## What to do
Could you transcribe every record below exactly as written, leaving out any pictures?

## Given entries
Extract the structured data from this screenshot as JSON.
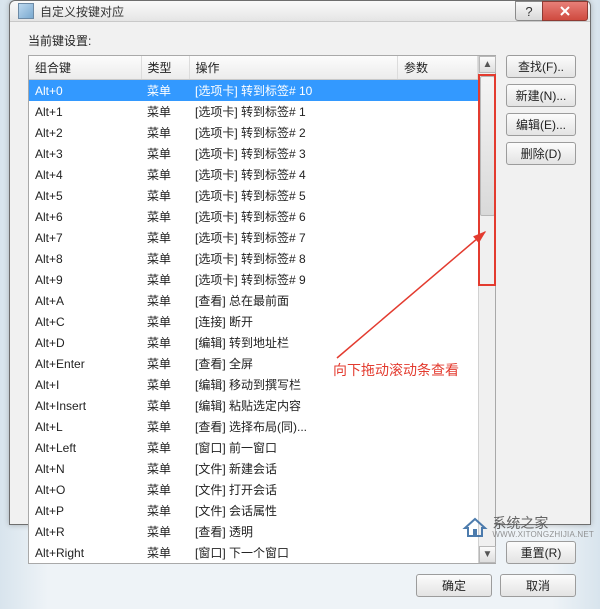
{
  "window": {
    "title": "自定义按键对应",
    "section_label": "当前键设置:"
  },
  "buttons": {
    "find": "查找(F)..",
    "new": "新建(N)...",
    "edit": "编辑(E)...",
    "delete": "删除(D)",
    "reset": "重置(R)",
    "ok": "确定",
    "cancel": "取消"
  },
  "columns": {
    "key": "组合键",
    "type": "类型",
    "op": "操作",
    "param": "参数"
  },
  "rows": [
    {
      "key": "Alt+0",
      "type": "菜单",
      "op": "[选项卡] 转到标签# 10"
    },
    {
      "key": "Alt+1",
      "type": "菜单",
      "op": "[选项卡] 转到标签# 1"
    },
    {
      "key": "Alt+2",
      "type": "菜单",
      "op": "[选项卡] 转到标签# 2"
    },
    {
      "key": "Alt+3",
      "type": "菜单",
      "op": "[选项卡] 转到标签# 3"
    },
    {
      "key": "Alt+4",
      "type": "菜单",
      "op": "[选项卡] 转到标签# 4"
    },
    {
      "key": "Alt+5",
      "type": "菜单",
      "op": "[选项卡] 转到标签# 5"
    },
    {
      "key": "Alt+6",
      "type": "菜单",
      "op": "[选项卡] 转到标签# 6"
    },
    {
      "key": "Alt+7",
      "type": "菜单",
      "op": "[选项卡] 转到标签# 7"
    },
    {
      "key": "Alt+8",
      "type": "菜单",
      "op": "[选项卡] 转到标签# 8"
    },
    {
      "key": "Alt+9",
      "type": "菜单",
      "op": "[选项卡] 转到标签# 9"
    },
    {
      "key": "Alt+A",
      "type": "菜单",
      "op": "[查看] 总在最前面"
    },
    {
      "key": "Alt+C",
      "type": "菜单",
      "op": "[连接] 断开"
    },
    {
      "key": "Alt+D",
      "type": "菜单",
      "op": "[编辑] 转到地址栏"
    },
    {
      "key": "Alt+Enter",
      "type": "菜单",
      "op": "[查看] 全屏"
    },
    {
      "key": "Alt+I",
      "type": "菜单",
      "op": "[编辑] 移动到撰写栏"
    },
    {
      "key": "Alt+Insert",
      "type": "菜单",
      "op": "[编辑] 粘贴选定内容"
    },
    {
      "key": "Alt+L",
      "type": "菜单",
      "op": "[查看] 选择布局(同)..."
    },
    {
      "key": "Alt+Left",
      "type": "菜单",
      "op": "[窗口] 前一窗口"
    },
    {
      "key": "Alt+N",
      "type": "菜单",
      "op": "[文件] 新建会话"
    },
    {
      "key": "Alt+O",
      "type": "菜单",
      "op": "[文件] 打开会话"
    },
    {
      "key": "Alt+P",
      "type": "菜单",
      "op": "[文件] 会话属性"
    },
    {
      "key": "Alt+R",
      "type": "菜单",
      "op": "[查看] 透明"
    },
    {
      "key": "Alt+Right",
      "type": "菜单",
      "op": "[窗口] 下一个窗口"
    }
  ],
  "annotation": "向下拖动滚动条查看",
  "watermark": {
    "brand": "系统之家",
    "url": "WWW.XITONGZHIJIA.NET"
  }
}
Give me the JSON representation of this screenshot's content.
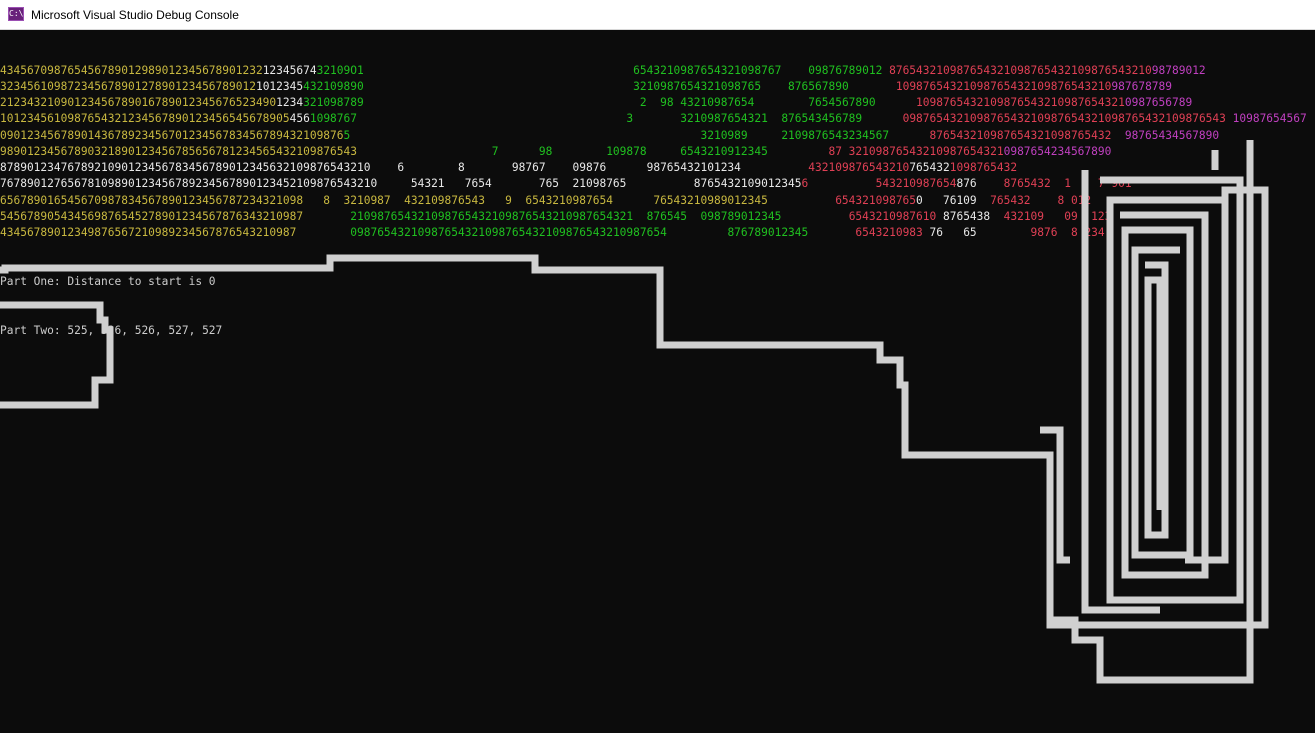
{
  "window": {
    "title": "Microsoft Visual Studio Debug Console",
    "icon": "visual-studio-console-icon",
    "icon_glyph": "C:\\"
  },
  "colors": {
    "background": "#0c0c0c",
    "yellow": "#c8b840",
    "green": "#20c020",
    "red": "#e04055",
    "magenta": "#c040c0",
    "path": "#d0d0d0",
    "status": "#cccccc"
  },
  "console": {
    "lines": [
      [
        [
          "y",
          "434567098765456789012989012345678901232"
        ],
        [
          "w",
          "12345674"
        ],
        [
          "g",
          "32109O1                                        6543210987654321098767    09876789012 "
        ],
        [
          "r",
          "876543210987654321098765432109876543210"
        ],
        [
          "m",
          "98789012"
        ]
      ],
      [
        [
          "y",
          "32345610987234567890127890123456789012"
        ],
        [
          "w",
          "1012345"
        ],
        [
          "g",
          "432109890                                        3210987654321098765    876567890       "
        ],
        [
          "r",
          "10987654321098765432109876543210"
        ],
        [
          "m",
          "987678789"
        ]
      ],
      [
        [
          "y",
          "21234321090123456789016789012345676523490"
        ],
        [
          "w",
          "1234"
        ],
        [
          "g",
          "321098789                                         2  98 43210987654        7654567890      "
        ],
        [
          "r",
          "1098765432109876543210987654321"
        ],
        [
          "m",
          "0987656789"
        ]
      ],
      [
        [
          "y",
          "1012345610987654321234567890123456545678905"
        ],
        [
          "w",
          "456"
        ],
        [
          "g",
          "1098767                                        3       3210987654321  876543456789      "
        ],
        [
          "r",
          "098765432109876543210987654321098765432109876543"
        ],
        [
          "m",
          " 10987654567"
        ]
      ],
      [
        [
          "y",
          "090123456789014367892345670123456783456789432109876"
        ],
        [
          "g",
          "5                                                    3210989     2109876543234567      "
        ],
        [
          "r",
          "876543210987654321098765432"
        ],
        [
          "m",
          "  98765434567890"
        ]
      ],
      [
        [
          "y",
          "98901234567890321890123456785656781234565432109876543"
        ],
        [
          "g",
          "                    7      98        109878     6543210912345         "
        ],
        [
          "r",
          "87 32109876543210987654321"
        ],
        [
          "m",
          "0987654234567890"
        ]
      ],
      [
        [
          "w",
          "8789012347678921090123456783456789012345632109876543210    6        8       98767    09876      98765432101234          "
        ],
        [
          "r",
          "432109876543210"
        ],
        [
          "c",
          "765432"
        ],
        [
          "r",
          "1098765432"
        ]
      ],
      [
        [
          "w",
          "76789012765678109890123456789234567890123452109876543210     54321   7654       765  21098765          8765432109012345"
        ],
        [
          "r",
          "6          543210987654"
        ],
        [
          "c",
          "876"
        ],
        [
          "r",
          "    8765432  1    7 901"
        ]
      ],
      [
        [
          "y",
          "656789016545670987834567890123456787234321098   8  3210987  432109876543   9  6543210987654      76543210989012345"
        ],
        [
          "r",
          "          654321098765"
        ],
        [
          "c",
          "0   76109"
        ],
        [
          "r",
          "  765432    8 012"
        ]
      ],
      [
        [
          "y",
          "545678905434569876545278901234567876343210987"
        ],
        [
          "g",
          "       210987654321098765432109876543210987654321  876545  098789012345          "
        ],
        [
          "r",
          "6543210987610"
        ],
        [
          "c",
          " 8765438"
        ],
        [
          "r",
          "  432109   09  123"
        ]
      ],
      [
        [
          "y",
          "43456789012349876567210989234567876543210987"
        ],
        [
          "g",
          "        09876543210987654321098765432109876543210987654         876789012345     "
        ],
        [
          "r",
          "  6543210983"
        ],
        [
          "c",
          " 76   65"
        ],
        [
          "r",
          "        9876  8 234"
        ]
      ]
    ],
    "status_lines": [
      "Part One: Distance to start is 0",
      "Part Two: 525, 526, 526, 527, 527"
    ]
  }
}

## Output for this task
Extract the structured data from this screenshot as JSON.
{
  "window": {
    "title": "自定义按键对应",
    "section_label": "当前键设置:"
  },
  "buttons": {
    "find": "查找(F)..",
    "new": "新建(N)...",
    "edit": "编辑(E)...",
    "delete": "删除(D)",
    "reset": "重置(R)",
    "ok": "确定",
    "cancel": "取消"
  },
  "columns": {
    "key": "组合键",
    "type": "类型",
    "op": "操作",
    "param": "参数"
  },
  "rows": [
    {
      "key": "Alt+0",
      "type": "菜单",
      "op": "[选项卡] 转到标签# 10"
    },
    {
      "key": "Alt+1",
      "type": "菜单",
      "op": "[选项卡] 转到标签# 1"
    },
    {
      "key": "Alt+2",
      "type": "菜单",
      "op": "[选项卡] 转到标签# 2"
    },
    {
      "key": "Alt+3",
      "type": "菜单",
      "op": "[选项卡] 转到标签# 3"
    },
    {
      "key": "Alt+4",
      "type": "菜单",
      "op": "[选项卡] 转到标签# 4"
    },
    {
      "key": "Alt+5",
      "type": "菜单",
      "op": "[选项卡] 转到标签# 5"
    },
    {
      "key": "Alt+6",
      "type": "菜单",
      "op": "[选项卡] 转到标签# 6"
    },
    {
      "key": "Alt+7",
      "type": "菜单",
      "op": "[选项卡] 转到标签# 7"
    },
    {
      "key": "Alt+8",
      "type": "菜单",
      "op": "[选项卡] 转到标签# 8"
    },
    {
      "key": "Alt+9",
      "type": "菜单",
      "op": "[选项卡] 转到标签# 9"
    },
    {
      "key": "Alt+A",
      "type": "菜单",
      "op": "[查看] 总在最前面"
    },
    {
      "key": "Alt+C",
      "type": "菜单",
      "op": "[连接] 断开"
    },
    {
      "key": "Alt+D",
      "type": "菜单",
      "op": "[编辑] 转到地址栏"
    },
    {
      "key": "Alt+Enter",
      "type": "菜单",
      "op": "[查看] 全屏"
    },
    {
      "key": "Alt+I",
      "type": "菜单",
      "op": "[编辑] 移动到撰写栏"
    },
    {
      "key": "Alt+Insert",
      "type": "菜单",
      "op": "[编辑] 粘贴选定内容"
    },
    {
      "key": "Alt+L",
      "type": "菜单",
      "op": "[查看] 选择布局(同)..."
    },
    {
      "key": "Alt+Left",
      "type": "菜单",
      "op": "[窗口] 前一窗口"
    },
    {
      "key": "Alt+N",
      "type": "菜单",
      "op": "[文件] 新建会话"
    },
    {
      "key": "Alt+O",
      "type": "菜单",
      "op": "[文件] 打开会话"
    },
    {
      "key": "Alt+P",
      "type": "菜单",
      "op": "[文件] 会话属性"
    },
    {
      "key": "Alt+R",
      "type": "菜单",
      "op": "[查看] 透明"
    },
    {
      "key": "Alt+Right",
      "type": "菜单",
      "op": "[窗口] 下一个窗口"
    }
  ],
  "annotation": "向下拖动滚动条查看",
  "watermark": {
    "brand": "系统之家",
    "url": "WWW.XITONGZHIJIA.NET"
  }
}
Give me the JSON representation of this screenshot's content.
{
  "window": {
    "title": "Microsoft Visual Studio Debug Console",
    "icon": "visual-studio-console-icon",
    "icon_glyph": "C:\\"
  },
  "colors": {
    "background": "#0c0c0c",
    "yellow": "#c8b840",
    "green": "#20c020",
    "red": "#e04055",
    "magenta": "#c040c0",
    "path": "#d0d0d0",
    "status": "#cccccc"
  },
  "console": {
    "lines": [
      [
        [
          "y",
          "434567098765456789012989012345678901232"
        ],
        [
          "w",
          "12345674"
        ],
        [
          "g",
          "32109O1                                        6543210987654321098767    09876789012 "
        ],
        [
          "r",
          "876543210987654321098765432109876543210"
        ],
        [
          "m",
          "98789012"
        ]
      ],
      [
        [
          "y",
          "32345610987234567890127890123456789012"
        ],
        [
          "w",
          "1012345"
        ],
        [
          "g",
          "432109890                                        3210987654321098765    876567890       "
        ],
        [
          "r",
          "10987654321098765432109876543210"
        ],
        [
          "m",
          "987678789"
        ]
      ],
      [
        [
          "y",
          "21234321090123456789016789012345676523490"
        ],
        [
          "w",
          "1234"
        ],
        [
          "g",
          "321098789                                         2  98 43210987654        7654567890      "
        ],
        [
          "r",
          "1098765432109876543210987654321"
        ],
        [
          "m",
          "0987656789"
        ]
      ],
      [
        [
          "y",
          "1012345610987654321234567890123456545678905"
        ],
        [
          "w",
          "456"
        ],
        [
          "g",
          "1098767                                        3       3210987654321  876543456789      "
        ],
        [
          "r",
          "098765432109876543210987654321098765432109876543"
        ],
        [
          "m",
          " 10987654567"
        ]
      ],
      [
        [
          "y",
          "090123456789014367892345670123456783456789432109876"
        ],
        [
          "g",
          "5                                                    3210989     2109876543234567      "
        ],
        [
          "r",
          "876543210987654321098765432"
        ],
        [
          "m",
          "  98765434567890"
        ]
      ],
      [
        [
          "y",
          "98901234567890321890123456785656781234565432109876543"
        ],
        [
          "g",
          "                    7      98        109878     6543210912345         "
        ],
        [
          "r",
          "87 32109876543210987654321"
        ],
        [
          "m",
          "0987654234567890"
        ]
      ],
      [
        [
          "w",
          "8789012347678921090123456783456789012345632109876543210    6        8       98767    09876      98765432101234          "
        ],
        [
          "r",
          "432109876543210"
        ],
        [
          "c",
          "765432"
        ],
        [
          "r",
          "1098765432"
        ]
      ],
      [
        [
          "w",
          "76789012765678109890123456789234567890123452109876543210     54321   7654       765  21098765          8765432109012345"
        ],
        [
          "r",
          "6          543210987654"
        ],
        [
          "c",
          "876"
        ],
        [
          "r",
          "    8765432  1    7 901"
        ]
      ],
      [
        [
          "y",
          "656789016545670987834567890123456787234321098   8  3210987  432109876543   9  6543210987654      76543210989012345"
        ],
        [
          "r",
          "          654321098765"
        ],
        [
          "c",
          "0   76109"
        ],
        [
          "r",
          "  765432    8 012"
        ]
      ],
      [
        [
          "y",
          "545678905434569876545278901234567876343210987"
        ],
        [
          "g",
          "       210987654321098765432109876543210987654321  876545  098789012345          "
        ],
        [
          "r",
          "6543210987610"
        ],
        [
          "c",
          " 8765438"
        ],
        [
          "r",
          "  432109   09  123"
        ]
      ],
      [
        [
          "y",
          "43456789012349876567210989234567876543210987"
        ],
        [
          "g",
          "        09876543210987654321098765432109876543210987654         876789012345     "
        ],
        [
          "r",
          "  6543210983"
        ],
        [
          "c",
          " 76   65"
        ],
        [
          "r",
          "        9876  8 234"
        ]
      ]
    ],
    "status_lines": [
      "Part One: Distance to start is 0",
      "Part Two: 525, 526, 526, 527, 527"
    ]
  }
}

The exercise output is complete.